▸ DATA PROVIDED
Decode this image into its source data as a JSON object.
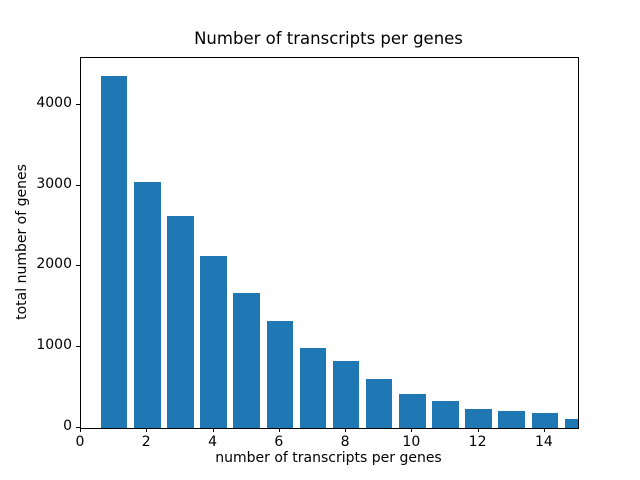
{
  "chart_data": {
    "type": "bar",
    "title": "Number of transcripts per genes",
    "xlabel": "number of transcripts per genes",
    "ylabel": "total number of genes",
    "categories": [
      1,
      2,
      3,
      4,
      5,
      6,
      7,
      8,
      9,
      10,
      11,
      12,
      13,
      14,
      15
    ],
    "values": [
      4360,
      3040,
      2620,
      2135,
      1670,
      1325,
      985,
      830,
      610,
      420,
      340,
      230,
      205,
      185,
      115
    ],
    "bar_color": "#1f77b4",
    "bar_width": 0.8,
    "xlim": [
      0,
      15
    ],
    "ylim": [
      0,
      4580
    ],
    "xticks": [
      0,
      2,
      4,
      6,
      8,
      10,
      12,
      14
    ],
    "yticks": [
      0,
      1000,
      2000,
      3000,
      4000
    ],
    "grid": false,
    "legend": null,
    "background_color": "#ffffff",
    "spine_color": "#000000"
  }
}
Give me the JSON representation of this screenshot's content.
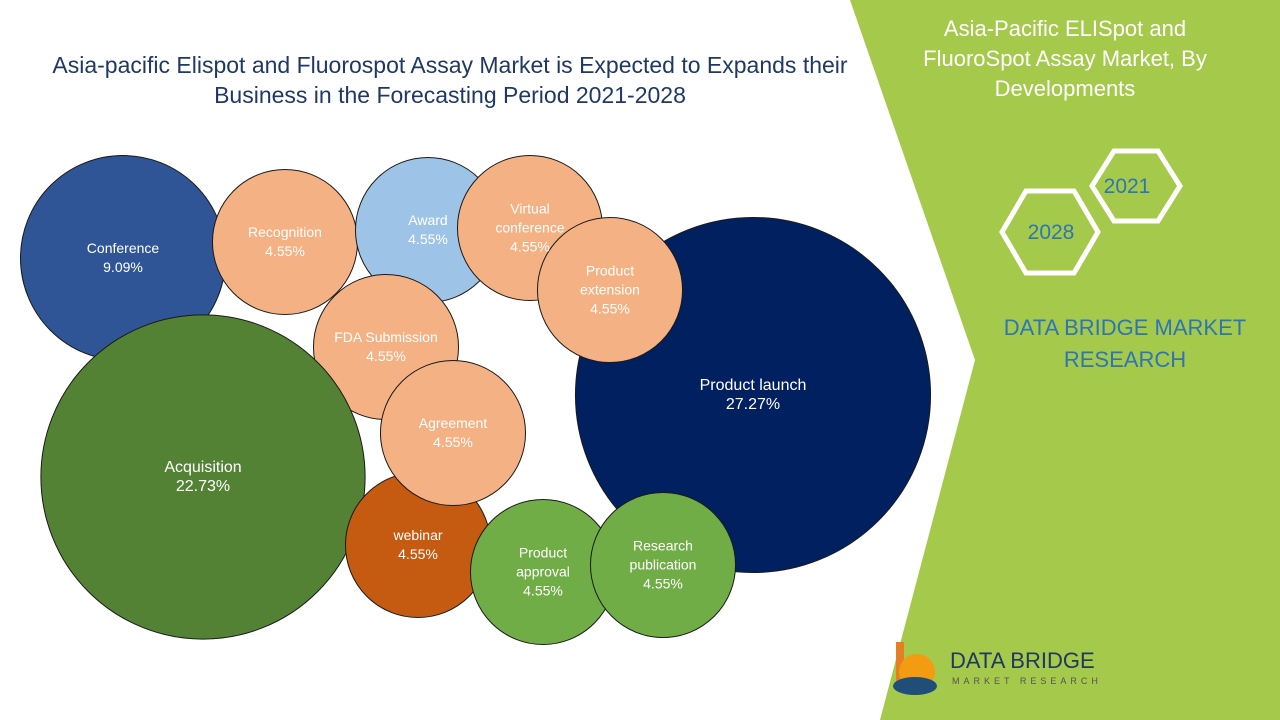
{
  "chart_data": {
    "type": "bubble",
    "title": "Asia-pacific Elispot and Fluorospot Assay Market is Expected to Expands their Business in the Forecasting Period 2021-2028",
    "categories": [
      "Conference",
      "Recognition",
      "Award",
      "Virtual conference",
      "FDA Submission",
      "Product launch",
      "Product extension",
      "Acquisition",
      "webinar",
      "Agreement",
      "Product approval",
      "Research publication"
    ],
    "values": [
      9.09,
      4.55,
      4.55,
      4.55,
      4.55,
      27.27,
      4.55,
      22.73,
      4.55,
      4.55,
      4.55,
      4.55
    ],
    "value_labels": [
      "9.09%",
      "4.55%",
      "4.55%",
      "4.55%",
      "4.55%",
      "27.27%",
      "4.55%",
      "22.73%",
      "4.55%",
      "4.55%",
      "4.55%",
      "4.55%"
    ],
    "colors": [
      "#2f5597",
      "#f4b183",
      "#9dc3e6",
      "#f4b183",
      "#f4b183",
      "#002060",
      "#f4b183",
      "#548235",
      "#c55a11",
      "#f4b183",
      "#70ad47",
      "#70ad47"
    ]
  },
  "sidebar": {
    "title": "Asia-Pacific ELISpot and FluoroSpot Assay Market, By Developments",
    "year_start": "2021",
    "year_end": "2028",
    "brand": "DATA BRIDGE MARKET RESEARCH"
  },
  "logo": {
    "name": "DATA BRIDGE",
    "tagline": "MARKET RESEARCH"
  }
}
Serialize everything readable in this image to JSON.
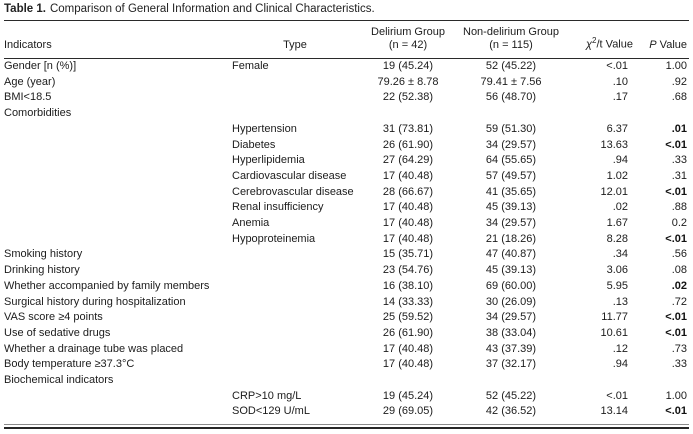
{
  "table": {
    "title_label": "Table 1.",
    "title_text": "Comparison of General Information and Clinical Characteristics.",
    "columns": {
      "indicators": "Indicators",
      "type": "Type",
      "delirium_line1": "Delirium Group",
      "delirium_line2": "(n = 42)",
      "non_delirium_line1": "Non-delirium Group",
      "non_delirium_line2": "(n = 115)",
      "chi_prefix": "χ",
      "chi_sup": "2",
      "chi_suffix": "/t Value",
      "p_italic": "P",
      "p_rest": " Value"
    },
    "rows": [
      {
        "indicator": "Gender [n (%)]",
        "type": "Female",
        "delirium": "19 (45.24)",
        "non_delirium": "52 (45.22)",
        "chi": "<.01",
        "p": "1.00",
        "p_bold": false
      },
      {
        "indicator": "Age (year)",
        "type": "",
        "delirium": "79.26 ± 8.78",
        "non_delirium": "79.41 ± 7.56",
        "chi": ".10",
        "p": ".92",
        "p_bold": false
      },
      {
        "indicator": "BMI<18.5",
        "type": "",
        "delirium": "22 (52.38)",
        "non_delirium": "56 (48.70)",
        "chi": ".17",
        "p": ".68",
        "p_bold": false
      },
      {
        "indicator": "Comorbidities",
        "type": "",
        "delirium": "",
        "non_delirium": "",
        "chi": "",
        "p": "",
        "p_bold": false
      },
      {
        "indicator": "",
        "type": "Hypertension",
        "delirium": "31 (73.81)",
        "non_delirium": "59 (51.30)",
        "chi": "6.37",
        "p": ".01",
        "p_bold": true
      },
      {
        "indicator": "",
        "type": "Diabetes",
        "delirium": "26 (61.90)",
        "non_delirium": "34 (29.57)",
        "chi": "13.63",
        "p": "<.01",
        "p_bold": true
      },
      {
        "indicator": "",
        "type": "Hyperlipidemia",
        "delirium": "27 (64.29)",
        "non_delirium": "64 (55.65)",
        "chi": ".94",
        "p": ".33",
        "p_bold": false
      },
      {
        "indicator": "",
        "type": "Cardiovascular disease",
        "delirium": "17 (40.48)",
        "non_delirium": "57 (49.57)",
        "chi": "1.02",
        "p": ".31",
        "p_bold": false
      },
      {
        "indicator": "",
        "type": "Cerebrovascular disease",
        "delirium": "28 (66.67)",
        "non_delirium": "41 (35.65)",
        "chi": "12.01",
        "p": "<.01",
        "p_bold": true
      },
      {
        "indicator": "",
        "type": "Renal insufficiency",
        "delirium": "17 (40.48)",
        "non_delirium": "45 (39.13)",
        "chi": ".02",
        "p": ".88",
        "p_bold": false
      },
      {
        "indicator": "",
        "type": "Anemia",
        "delirium": "17 (40.48)",
        "non_delirium": "34 (29.57)",
        "chi": "1.67",
        "p": "0.2",
        "p_bold": false
      },
      {
        "indicator": "",
        "type": "Hypoproteinemia",
        "delirium": "17 (40.48)",
        "non_delirium": "21 (18.26)",
        "chi": "8.28",
        "p": "<.01",
        "p_bold": true
      },
      {
        "indicator": "Smoking history",
        "type": "",
        "delirium": "15 (35.71)",
        "non_delirium": "47 (40.87)",
        "chi": ".34",
        "p": ".56",
        "p_bold": false
      },
      {
        "indicator": "Drinking history",
        "type": "",
        "delirium": "23 (54.76)",
        "non_delirium": "45 (39.13)",
        "chi": "3.06",
        "p": ".08",
        "p_bold": false
      },
      {
        "indicator": "Whether accompanied by family members",
        "type": "",
        "delirium": "16 (38.10)",
        "non_delirium": "69 (60.00)",
        "chi": "5.95",
        "p": ".02",
        "p_bold": true
      },
      {
        "indicator": "Surgical history during hospitalization",
        "type": "",
        "delirium": "14 (33.33)",
        "non_delirium": "30 (26.09)",
        "chi": ".13",
        "p": ".72",
        "p_bold": false
      },
      {
        "indicator": "VAS score ≥4 points",
        "type": "",
        "delirium": "25 (59.52)",
        "non_delirium": "34 (29.57)",
        "chi": "11.77",
        "p": "<.01",
        "p_bold": true
      },
      {
        "indicator": "Use of sedative drugs",
        "type": "",
        "delirium": "26 (61.90)",
        "non_delirium": "38 (33.04)",
        "chi": "10.61",
        "p": "<.01",
        "p_bold": true
      },
      {
        "indicator": "Whether a drainage tube was placed",
        "type": "",
        "delirium": "17 (40.48)",
        "non_delirium": "43 (37.39)",
        "chi": ".12",
        "p": ".73",
        "p_bold": false
      },
      {
        "indicator": "Body temperature ≥37.3°C",
        "type": "",
        "delirium": "17 (40.48)",
        "non_delirium": "37 (32.17)",
        "chi": ".94",
        "p": ".33",
        "p_bold": false
      },
      {
        "indicator": "Biochemical indicators",
        "type": "",
        "delirium": "",
        "non_delirium": "",
        "chi": "",
        "p": "",
        "p_bold": false
      },
      {
        "indicator": "",
        "type": "CRP>10 mg/L",
        "delirium": "19 (45.24)",
        "non_delirium": "52 (45.22)",
        "chi": "<.01",
        "p": "1.00",
        "p_bold": false
      },
      {
        "indicator": "",
        "type": "SOD<129 U/mL",
        "delirium": "29 (69.05)",
        "non_delirium": "42 (36.52)",
        "chi": "13.14",
        "p": "<.01",
        "p_bold": true
      }
    ]
  }
}
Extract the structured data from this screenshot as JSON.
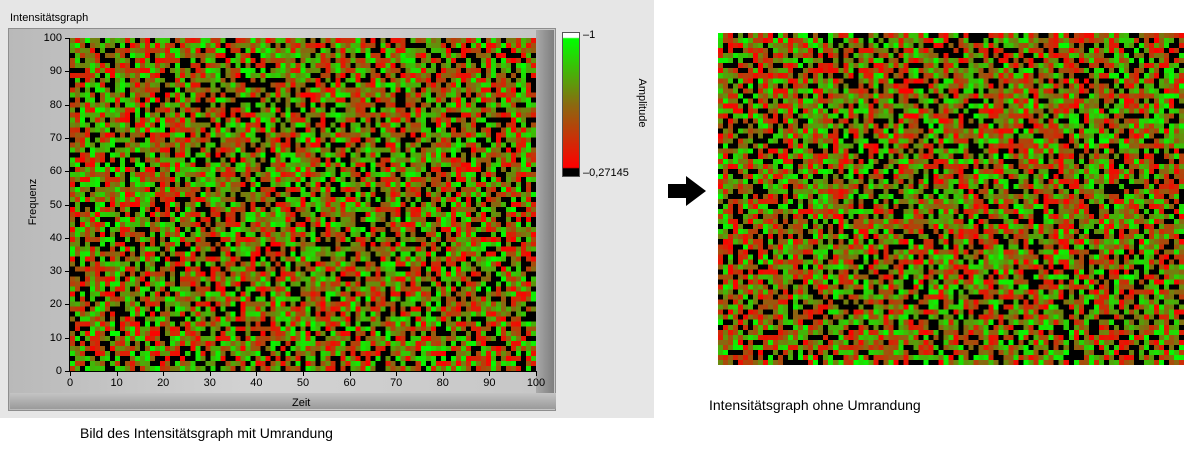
{
  "graph_title": "Intensitätsgraph",
  "colors": {
    "panel_bg": "#e6e6e6",
    "frame": "#b9b9b9",
    "scale_top": "#ffffff",
    "scale_high": "#00ff00",
    "scale_mid": "#8a6a10",
    "scale_low": "#ff0000",
    "scale_bottom": "#000000"
  },
  "chart_data": [
    {
      "type": "heatmap",
      "title": "",
      "xlabel": "Zeit",
      "ylabel": "Frequenz",
      "xlim": [
        0,
        100
      ],
      "ylim": [
        0,
        100
      ],
      "x_ticks": [
        "0",
        "10",
        "20",
        "30",
        "40",
        "50",
        "60",
        "70",
        "80",
        "90",
        "100"
      ],
      "y_ticks": [
        "0",
        "10",
        "20",
        "30",
        "40",
        "50",
        "60",
        "70",
        "80",
        "90",
        "100"
      ],
      "color_scale": {
        "label": "Amplitude",
        "max_label": "1",
        "min_label": "0,27145",
        "max": 1,
        "min": 0.27145
      },
      "grid": false,
      "values": "random noise (~100×100 cells), amplitudes ranging 0.27145 – 1"
    },
    {
      "type": "heatmap",
      "title": "",
      "xlabel": "",
      "ylabel": "",
      "grid": false,
      "values": "same random noise image shown without axes/border"
    }
  ],
  "captions": {
    "left": "Bild des Intensitätsgraph mit Umrandung",
    "right": "Intensitätsgraph ohne Umrandung"
  },
  "arrow_icon": "right-arrow-icon"
}
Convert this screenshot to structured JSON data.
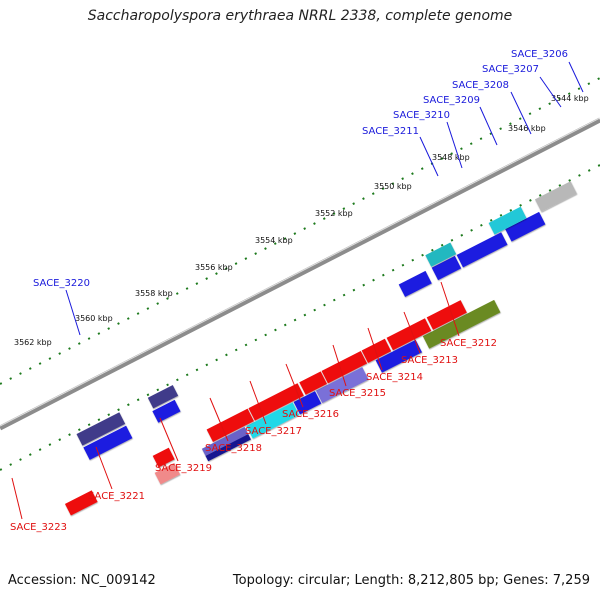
{
  "title": "Saccharopolyspora erythraea NRRL 2338, complete genome",
  "footer": {
    "accession": "Accession: NC_009142",
    "summary": "Topology: circular; Length: 8,212,805 bp; Genes: 7,259"
  },
  "colors": {
    "backbone": "#8c8c8c",
    "ticks": "#1d7a1d",
    "forward_label": "#1a1adb",
    "reverse_label": "#e01010"
  },
  "scale_labels": [
    "3544 kbp",
    "3546 kbp",
    "3548 kbp",
    "3550 kbp",
    "3552 kbp",
    "3554 kbp",
    "3556 kbp",
    "3558 kbp",
    "3560 kbp",
    "3562 kbp"
  ],
  "forward_labels": [
    "SACE_3206",
    "SACE_3207",
    "SACE_3208",
    "SACE_3209",
    "SACE_3210",
    "SACE_3211",
    "SACE_3220"
  ],
  "reverse_labels": [
    "SACE_3212",
    "SACE_3213",
    "SACE_3214",
    "SACE_3215",
    "SACE_3216",
    "SACE_3217",
    "SACE_3218",
    "SACE_3219",
    "SACE_3221",
    "SACE_3223"
  ]
}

▸ TO DO
Find the lines above with the word "random". Copy them out.

▸ WRITTEN SOLUTION
      "values": "random noise (~100×100 cells), amplitudes ranging 0.27145 – 1"
      "values": "same random noise image shown without axes/border"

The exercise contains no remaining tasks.